Start of Entries provided
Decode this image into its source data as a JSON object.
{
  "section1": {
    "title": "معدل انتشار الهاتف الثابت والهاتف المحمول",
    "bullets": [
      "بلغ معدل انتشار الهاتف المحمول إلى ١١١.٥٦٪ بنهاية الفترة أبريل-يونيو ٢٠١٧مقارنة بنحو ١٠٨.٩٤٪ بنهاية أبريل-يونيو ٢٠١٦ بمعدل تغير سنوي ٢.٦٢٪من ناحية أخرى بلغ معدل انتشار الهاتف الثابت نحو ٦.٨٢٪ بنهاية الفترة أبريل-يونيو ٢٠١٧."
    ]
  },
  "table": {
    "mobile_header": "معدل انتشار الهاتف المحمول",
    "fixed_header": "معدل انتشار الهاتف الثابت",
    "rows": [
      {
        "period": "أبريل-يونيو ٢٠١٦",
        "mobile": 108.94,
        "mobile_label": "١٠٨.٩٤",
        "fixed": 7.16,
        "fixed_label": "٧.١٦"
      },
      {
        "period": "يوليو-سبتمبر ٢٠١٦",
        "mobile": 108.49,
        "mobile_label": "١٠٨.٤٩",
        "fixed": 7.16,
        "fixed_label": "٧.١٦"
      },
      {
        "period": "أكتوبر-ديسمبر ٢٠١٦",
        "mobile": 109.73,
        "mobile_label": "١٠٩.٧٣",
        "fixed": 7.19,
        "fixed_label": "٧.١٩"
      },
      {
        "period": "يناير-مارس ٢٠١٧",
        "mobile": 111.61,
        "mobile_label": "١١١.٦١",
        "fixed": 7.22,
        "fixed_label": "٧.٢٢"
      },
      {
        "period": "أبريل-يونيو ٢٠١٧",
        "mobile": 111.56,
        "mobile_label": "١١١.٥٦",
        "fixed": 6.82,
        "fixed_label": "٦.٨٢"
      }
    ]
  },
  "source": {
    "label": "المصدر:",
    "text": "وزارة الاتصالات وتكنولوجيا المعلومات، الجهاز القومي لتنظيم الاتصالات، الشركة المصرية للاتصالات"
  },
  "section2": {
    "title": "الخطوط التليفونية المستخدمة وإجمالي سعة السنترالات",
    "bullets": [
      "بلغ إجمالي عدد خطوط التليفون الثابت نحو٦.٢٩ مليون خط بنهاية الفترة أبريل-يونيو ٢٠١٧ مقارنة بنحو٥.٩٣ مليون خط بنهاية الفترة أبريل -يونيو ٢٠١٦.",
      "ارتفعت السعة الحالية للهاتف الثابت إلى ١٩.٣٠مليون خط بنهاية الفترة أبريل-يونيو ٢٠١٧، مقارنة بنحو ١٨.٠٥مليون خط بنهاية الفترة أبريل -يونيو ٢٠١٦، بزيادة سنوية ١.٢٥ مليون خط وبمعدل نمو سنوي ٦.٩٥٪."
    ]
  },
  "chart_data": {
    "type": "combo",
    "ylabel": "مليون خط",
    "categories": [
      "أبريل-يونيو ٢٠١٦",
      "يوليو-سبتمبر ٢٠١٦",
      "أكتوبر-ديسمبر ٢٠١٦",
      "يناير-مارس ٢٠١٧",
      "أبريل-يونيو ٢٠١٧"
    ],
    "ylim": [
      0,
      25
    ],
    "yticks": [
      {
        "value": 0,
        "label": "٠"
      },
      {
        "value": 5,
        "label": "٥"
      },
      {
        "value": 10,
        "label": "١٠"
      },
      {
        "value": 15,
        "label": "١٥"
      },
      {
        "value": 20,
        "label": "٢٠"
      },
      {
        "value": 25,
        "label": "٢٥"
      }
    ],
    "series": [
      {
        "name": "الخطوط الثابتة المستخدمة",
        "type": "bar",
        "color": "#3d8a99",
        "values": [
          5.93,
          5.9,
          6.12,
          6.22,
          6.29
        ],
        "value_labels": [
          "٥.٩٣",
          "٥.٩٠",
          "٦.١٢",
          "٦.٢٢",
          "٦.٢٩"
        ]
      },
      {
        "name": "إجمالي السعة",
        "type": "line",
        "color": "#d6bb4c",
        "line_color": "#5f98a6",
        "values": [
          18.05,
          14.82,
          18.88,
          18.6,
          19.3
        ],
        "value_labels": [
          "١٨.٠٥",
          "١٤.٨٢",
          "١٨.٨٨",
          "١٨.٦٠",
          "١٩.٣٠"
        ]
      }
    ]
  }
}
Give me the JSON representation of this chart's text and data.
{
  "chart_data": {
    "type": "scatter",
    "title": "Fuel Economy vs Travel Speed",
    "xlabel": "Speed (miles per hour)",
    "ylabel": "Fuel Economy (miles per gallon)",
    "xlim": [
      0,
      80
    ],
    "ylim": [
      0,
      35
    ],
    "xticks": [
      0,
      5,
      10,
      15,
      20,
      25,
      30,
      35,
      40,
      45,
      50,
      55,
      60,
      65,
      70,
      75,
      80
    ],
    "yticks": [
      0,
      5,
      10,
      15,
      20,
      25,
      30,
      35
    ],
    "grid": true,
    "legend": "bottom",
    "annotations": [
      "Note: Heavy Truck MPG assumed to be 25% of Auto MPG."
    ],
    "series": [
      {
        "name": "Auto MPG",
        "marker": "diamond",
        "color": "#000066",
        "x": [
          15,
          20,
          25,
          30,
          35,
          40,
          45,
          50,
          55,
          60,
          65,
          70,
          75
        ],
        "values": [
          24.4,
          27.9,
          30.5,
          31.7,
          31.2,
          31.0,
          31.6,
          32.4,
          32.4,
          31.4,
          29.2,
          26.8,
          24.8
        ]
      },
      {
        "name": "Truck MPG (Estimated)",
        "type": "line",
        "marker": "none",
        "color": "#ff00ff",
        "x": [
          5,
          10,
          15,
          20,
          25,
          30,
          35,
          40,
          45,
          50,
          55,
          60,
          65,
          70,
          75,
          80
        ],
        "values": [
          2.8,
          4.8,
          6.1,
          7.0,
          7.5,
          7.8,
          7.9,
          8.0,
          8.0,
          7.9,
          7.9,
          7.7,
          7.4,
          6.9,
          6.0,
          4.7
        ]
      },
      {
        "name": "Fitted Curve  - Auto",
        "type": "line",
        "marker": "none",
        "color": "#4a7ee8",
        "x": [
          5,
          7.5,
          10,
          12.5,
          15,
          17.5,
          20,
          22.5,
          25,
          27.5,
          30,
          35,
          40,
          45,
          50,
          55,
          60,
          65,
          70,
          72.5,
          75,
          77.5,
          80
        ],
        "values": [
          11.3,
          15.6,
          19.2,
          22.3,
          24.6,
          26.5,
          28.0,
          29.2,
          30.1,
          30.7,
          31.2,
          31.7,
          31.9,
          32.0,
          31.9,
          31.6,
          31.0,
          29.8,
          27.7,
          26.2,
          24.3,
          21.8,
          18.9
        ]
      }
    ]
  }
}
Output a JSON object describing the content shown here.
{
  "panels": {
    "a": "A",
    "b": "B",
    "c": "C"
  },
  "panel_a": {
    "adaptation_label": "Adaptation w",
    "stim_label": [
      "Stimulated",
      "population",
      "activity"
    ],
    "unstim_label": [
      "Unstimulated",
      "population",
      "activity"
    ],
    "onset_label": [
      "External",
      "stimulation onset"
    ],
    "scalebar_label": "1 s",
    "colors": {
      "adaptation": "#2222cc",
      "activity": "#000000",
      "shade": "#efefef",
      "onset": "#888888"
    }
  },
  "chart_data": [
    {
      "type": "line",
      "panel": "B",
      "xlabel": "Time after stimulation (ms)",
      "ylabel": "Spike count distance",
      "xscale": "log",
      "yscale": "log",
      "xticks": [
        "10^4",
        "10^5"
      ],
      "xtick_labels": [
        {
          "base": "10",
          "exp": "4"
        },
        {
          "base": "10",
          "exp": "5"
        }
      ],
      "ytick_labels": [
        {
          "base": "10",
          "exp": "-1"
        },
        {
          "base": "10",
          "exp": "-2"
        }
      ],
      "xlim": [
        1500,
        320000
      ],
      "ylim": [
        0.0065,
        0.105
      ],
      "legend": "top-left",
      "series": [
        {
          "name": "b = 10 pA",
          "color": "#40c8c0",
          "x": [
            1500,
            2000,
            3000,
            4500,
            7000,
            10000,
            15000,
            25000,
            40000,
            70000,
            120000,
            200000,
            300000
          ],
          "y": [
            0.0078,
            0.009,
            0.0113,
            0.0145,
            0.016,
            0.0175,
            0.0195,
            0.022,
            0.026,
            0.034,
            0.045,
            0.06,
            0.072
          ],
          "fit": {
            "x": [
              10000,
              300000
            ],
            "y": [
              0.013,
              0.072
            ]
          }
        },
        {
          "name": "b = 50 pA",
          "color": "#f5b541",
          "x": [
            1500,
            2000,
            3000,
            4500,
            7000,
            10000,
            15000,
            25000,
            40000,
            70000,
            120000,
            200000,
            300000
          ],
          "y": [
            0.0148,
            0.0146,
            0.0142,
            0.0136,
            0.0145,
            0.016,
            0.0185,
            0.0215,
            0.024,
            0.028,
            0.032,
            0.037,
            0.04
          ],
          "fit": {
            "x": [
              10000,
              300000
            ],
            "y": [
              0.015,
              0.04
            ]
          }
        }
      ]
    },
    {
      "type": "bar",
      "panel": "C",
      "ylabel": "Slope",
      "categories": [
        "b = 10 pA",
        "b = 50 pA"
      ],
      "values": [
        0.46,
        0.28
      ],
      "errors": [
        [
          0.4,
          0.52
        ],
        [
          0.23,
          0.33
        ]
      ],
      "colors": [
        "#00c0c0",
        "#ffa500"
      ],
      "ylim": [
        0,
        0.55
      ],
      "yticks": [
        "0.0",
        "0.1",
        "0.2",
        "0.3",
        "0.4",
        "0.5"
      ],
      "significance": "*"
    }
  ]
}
End of Entries provided
### What you should do
In the records shown above, how many lines include the word "stimulation"? Answer with the number only.

### Complete answer
2